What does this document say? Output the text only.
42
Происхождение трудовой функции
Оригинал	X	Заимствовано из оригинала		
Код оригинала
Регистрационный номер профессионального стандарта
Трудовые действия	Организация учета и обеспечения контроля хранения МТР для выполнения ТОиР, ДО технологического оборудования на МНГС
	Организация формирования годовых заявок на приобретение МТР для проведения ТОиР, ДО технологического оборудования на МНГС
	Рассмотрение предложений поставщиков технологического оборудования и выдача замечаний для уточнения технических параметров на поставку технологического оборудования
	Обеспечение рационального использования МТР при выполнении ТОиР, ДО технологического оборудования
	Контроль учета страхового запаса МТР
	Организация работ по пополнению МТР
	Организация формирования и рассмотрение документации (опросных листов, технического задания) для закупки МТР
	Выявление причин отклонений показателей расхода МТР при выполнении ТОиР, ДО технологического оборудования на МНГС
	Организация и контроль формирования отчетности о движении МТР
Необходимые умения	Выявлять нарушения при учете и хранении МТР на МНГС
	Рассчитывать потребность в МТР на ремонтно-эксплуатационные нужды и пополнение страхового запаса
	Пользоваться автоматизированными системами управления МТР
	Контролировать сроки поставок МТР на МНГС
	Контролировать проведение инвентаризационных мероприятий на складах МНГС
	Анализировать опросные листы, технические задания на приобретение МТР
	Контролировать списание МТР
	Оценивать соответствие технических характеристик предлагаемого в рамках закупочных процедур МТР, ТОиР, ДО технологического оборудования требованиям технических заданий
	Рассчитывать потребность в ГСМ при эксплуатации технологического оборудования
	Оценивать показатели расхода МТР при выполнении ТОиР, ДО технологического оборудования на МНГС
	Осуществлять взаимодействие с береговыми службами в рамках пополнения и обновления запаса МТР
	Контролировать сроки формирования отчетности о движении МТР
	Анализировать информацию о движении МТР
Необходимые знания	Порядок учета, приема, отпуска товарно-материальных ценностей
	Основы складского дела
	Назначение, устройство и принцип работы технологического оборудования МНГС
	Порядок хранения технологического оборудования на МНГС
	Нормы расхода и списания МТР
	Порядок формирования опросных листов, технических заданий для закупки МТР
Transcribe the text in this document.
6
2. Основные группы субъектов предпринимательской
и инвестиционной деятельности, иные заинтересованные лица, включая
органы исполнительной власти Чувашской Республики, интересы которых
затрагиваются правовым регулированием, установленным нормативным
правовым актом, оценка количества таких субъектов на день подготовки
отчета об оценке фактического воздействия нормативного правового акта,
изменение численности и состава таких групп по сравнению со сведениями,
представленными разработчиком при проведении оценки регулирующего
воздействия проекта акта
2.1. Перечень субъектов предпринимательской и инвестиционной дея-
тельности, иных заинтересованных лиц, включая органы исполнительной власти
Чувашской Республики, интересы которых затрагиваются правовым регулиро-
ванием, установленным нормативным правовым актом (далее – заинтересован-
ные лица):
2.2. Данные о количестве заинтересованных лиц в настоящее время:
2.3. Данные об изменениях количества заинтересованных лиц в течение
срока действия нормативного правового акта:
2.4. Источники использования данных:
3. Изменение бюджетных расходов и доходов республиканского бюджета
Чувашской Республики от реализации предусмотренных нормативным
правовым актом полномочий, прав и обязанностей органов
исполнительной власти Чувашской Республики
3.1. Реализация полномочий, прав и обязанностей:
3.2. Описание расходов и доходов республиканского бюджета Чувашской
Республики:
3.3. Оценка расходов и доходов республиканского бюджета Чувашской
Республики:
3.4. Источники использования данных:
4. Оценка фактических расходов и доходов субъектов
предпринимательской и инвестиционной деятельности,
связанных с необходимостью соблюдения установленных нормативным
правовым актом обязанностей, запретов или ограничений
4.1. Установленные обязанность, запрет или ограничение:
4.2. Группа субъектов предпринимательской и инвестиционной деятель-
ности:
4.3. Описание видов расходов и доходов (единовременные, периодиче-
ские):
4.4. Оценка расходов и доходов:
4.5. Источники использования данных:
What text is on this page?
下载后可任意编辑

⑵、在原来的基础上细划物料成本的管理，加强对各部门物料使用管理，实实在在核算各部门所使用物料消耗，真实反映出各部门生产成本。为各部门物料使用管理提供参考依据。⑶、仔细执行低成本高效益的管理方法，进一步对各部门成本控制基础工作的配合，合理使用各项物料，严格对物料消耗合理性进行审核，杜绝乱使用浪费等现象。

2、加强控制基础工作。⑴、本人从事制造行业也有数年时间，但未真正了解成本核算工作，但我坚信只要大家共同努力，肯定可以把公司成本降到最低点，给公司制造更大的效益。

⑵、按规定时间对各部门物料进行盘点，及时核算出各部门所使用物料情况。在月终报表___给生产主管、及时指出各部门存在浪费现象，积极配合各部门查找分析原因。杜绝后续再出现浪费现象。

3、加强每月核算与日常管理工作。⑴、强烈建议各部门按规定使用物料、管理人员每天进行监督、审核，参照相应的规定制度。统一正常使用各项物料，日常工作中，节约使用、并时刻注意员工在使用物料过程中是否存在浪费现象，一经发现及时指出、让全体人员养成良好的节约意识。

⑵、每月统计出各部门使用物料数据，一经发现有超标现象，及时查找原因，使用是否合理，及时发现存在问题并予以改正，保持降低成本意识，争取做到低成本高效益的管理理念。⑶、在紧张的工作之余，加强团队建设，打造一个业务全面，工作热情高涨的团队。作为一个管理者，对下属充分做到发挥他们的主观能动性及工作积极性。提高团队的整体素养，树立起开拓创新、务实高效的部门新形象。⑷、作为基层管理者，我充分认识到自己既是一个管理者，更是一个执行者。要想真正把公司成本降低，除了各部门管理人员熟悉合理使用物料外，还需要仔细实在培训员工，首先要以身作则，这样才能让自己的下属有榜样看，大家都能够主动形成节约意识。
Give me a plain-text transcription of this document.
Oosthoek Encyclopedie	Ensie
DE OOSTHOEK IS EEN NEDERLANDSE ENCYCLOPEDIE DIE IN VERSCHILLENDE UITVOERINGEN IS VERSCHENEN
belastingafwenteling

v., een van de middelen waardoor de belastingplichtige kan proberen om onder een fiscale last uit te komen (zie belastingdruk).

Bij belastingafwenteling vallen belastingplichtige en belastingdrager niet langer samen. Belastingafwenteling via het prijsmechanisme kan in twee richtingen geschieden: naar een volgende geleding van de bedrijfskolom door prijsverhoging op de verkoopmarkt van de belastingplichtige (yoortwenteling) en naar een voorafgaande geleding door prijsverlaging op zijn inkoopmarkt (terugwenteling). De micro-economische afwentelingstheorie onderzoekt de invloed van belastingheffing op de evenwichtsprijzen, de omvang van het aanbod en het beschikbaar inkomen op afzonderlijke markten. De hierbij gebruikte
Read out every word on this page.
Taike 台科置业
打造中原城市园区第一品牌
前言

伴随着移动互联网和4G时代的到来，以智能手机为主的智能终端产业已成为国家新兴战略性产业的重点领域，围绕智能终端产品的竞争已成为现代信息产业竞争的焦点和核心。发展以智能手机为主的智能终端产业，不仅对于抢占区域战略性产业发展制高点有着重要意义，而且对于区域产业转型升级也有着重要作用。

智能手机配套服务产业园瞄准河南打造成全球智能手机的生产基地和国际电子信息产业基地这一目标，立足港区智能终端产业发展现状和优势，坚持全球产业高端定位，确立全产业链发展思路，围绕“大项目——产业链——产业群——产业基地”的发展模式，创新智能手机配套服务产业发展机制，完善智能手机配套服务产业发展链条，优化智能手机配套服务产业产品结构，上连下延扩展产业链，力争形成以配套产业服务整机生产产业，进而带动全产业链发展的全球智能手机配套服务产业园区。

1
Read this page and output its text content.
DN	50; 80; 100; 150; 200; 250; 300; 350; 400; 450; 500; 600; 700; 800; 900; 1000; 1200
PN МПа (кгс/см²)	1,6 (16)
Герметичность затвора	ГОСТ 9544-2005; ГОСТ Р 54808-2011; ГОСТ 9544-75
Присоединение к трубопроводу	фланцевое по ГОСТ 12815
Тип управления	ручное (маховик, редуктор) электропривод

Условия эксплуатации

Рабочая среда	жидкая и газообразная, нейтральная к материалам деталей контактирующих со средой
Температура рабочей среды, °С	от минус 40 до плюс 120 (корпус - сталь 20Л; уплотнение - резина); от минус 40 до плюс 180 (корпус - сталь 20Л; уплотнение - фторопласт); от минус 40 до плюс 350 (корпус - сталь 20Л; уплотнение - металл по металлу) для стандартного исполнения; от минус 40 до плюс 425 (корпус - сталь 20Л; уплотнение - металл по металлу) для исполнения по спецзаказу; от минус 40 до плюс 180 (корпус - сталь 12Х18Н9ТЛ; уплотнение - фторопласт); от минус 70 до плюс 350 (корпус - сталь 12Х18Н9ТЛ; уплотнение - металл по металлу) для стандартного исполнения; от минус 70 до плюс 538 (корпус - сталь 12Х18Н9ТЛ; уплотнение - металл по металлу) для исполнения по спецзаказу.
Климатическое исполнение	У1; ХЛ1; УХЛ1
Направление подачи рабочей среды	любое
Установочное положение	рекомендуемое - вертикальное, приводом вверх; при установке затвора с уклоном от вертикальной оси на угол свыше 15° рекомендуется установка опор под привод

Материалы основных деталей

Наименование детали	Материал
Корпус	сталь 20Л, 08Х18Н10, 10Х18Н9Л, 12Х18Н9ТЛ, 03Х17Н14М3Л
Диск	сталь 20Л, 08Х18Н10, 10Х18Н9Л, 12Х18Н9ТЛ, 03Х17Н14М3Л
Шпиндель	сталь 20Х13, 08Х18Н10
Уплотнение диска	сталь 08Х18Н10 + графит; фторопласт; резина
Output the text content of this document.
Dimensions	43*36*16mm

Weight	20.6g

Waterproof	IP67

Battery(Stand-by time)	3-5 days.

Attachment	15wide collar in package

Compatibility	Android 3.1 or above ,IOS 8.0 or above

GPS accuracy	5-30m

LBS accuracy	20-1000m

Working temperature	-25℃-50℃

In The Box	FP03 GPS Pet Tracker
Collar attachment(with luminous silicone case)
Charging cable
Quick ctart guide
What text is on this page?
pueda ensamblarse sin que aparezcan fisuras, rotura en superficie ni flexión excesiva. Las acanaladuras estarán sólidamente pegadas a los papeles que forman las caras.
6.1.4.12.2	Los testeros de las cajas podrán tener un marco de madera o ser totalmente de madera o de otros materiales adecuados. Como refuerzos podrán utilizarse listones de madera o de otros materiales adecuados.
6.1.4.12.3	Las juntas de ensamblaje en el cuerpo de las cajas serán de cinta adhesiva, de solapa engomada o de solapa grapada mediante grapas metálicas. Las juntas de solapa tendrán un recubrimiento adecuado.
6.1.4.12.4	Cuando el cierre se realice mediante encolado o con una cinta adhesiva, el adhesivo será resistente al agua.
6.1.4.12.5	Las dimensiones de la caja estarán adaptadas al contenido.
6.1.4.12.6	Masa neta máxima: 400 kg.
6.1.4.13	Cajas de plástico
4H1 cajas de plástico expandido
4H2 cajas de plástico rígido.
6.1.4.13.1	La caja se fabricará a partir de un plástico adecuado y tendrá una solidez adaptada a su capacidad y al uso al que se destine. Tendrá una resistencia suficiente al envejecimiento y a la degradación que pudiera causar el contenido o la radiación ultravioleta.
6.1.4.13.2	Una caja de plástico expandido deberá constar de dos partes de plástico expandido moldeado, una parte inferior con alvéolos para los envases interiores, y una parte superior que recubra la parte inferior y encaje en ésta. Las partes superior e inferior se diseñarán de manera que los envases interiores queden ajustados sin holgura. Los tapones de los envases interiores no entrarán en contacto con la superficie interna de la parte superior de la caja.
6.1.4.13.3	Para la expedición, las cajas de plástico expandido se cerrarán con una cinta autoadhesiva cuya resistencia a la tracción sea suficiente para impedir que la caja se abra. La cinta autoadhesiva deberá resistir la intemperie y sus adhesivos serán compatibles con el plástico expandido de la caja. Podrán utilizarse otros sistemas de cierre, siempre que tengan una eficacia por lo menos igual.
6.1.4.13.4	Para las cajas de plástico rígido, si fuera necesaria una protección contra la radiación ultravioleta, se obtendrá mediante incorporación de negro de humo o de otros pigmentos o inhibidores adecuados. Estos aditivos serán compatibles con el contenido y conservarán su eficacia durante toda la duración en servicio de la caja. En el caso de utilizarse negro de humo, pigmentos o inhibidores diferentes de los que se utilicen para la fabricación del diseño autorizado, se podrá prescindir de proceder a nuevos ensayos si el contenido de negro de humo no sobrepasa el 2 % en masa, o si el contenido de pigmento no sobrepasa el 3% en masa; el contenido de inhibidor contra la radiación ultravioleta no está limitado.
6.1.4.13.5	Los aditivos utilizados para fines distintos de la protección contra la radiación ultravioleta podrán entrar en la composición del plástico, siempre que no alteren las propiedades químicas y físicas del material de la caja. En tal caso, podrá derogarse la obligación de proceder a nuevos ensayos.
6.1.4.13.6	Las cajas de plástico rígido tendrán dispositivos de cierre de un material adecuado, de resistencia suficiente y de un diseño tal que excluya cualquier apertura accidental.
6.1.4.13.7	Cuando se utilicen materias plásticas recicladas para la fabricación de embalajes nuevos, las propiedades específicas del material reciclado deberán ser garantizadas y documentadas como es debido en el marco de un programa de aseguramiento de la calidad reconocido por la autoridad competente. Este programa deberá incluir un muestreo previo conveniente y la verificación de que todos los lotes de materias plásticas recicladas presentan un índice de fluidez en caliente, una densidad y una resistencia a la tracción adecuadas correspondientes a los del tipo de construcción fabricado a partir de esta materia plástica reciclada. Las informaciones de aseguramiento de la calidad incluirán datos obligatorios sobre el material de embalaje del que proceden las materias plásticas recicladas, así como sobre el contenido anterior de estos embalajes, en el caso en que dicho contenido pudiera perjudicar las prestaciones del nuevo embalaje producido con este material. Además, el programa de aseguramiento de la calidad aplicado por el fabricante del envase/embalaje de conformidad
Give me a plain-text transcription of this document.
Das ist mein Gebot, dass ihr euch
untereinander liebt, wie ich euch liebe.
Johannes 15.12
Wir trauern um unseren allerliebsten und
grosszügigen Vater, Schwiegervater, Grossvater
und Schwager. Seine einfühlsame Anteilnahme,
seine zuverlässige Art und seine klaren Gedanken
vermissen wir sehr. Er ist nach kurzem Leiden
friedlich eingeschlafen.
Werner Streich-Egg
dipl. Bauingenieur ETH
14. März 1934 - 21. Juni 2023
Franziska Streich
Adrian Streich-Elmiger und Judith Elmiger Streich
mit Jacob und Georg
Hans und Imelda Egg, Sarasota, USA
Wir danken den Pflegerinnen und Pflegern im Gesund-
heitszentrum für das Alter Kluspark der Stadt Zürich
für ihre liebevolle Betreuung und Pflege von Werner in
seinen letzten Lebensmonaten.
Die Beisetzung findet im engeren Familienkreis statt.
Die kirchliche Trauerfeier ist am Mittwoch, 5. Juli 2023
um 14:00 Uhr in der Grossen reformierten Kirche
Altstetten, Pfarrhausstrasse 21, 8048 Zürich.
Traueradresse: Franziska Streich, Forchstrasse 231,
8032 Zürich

● Task to carry out:
Only lines with the string "учета" belong in your answer; copy each one.

● Result for this exercise:
Трудовые действия	Организация учета и обеспечения контроля хранения МТР для выполнения ТОиР, ДО технологического оборудования на МНГС
	Контроль учета страхового запаса МТР
Необходимые знания	Порядок учета, приема, отпуска товарно-материальных ценностей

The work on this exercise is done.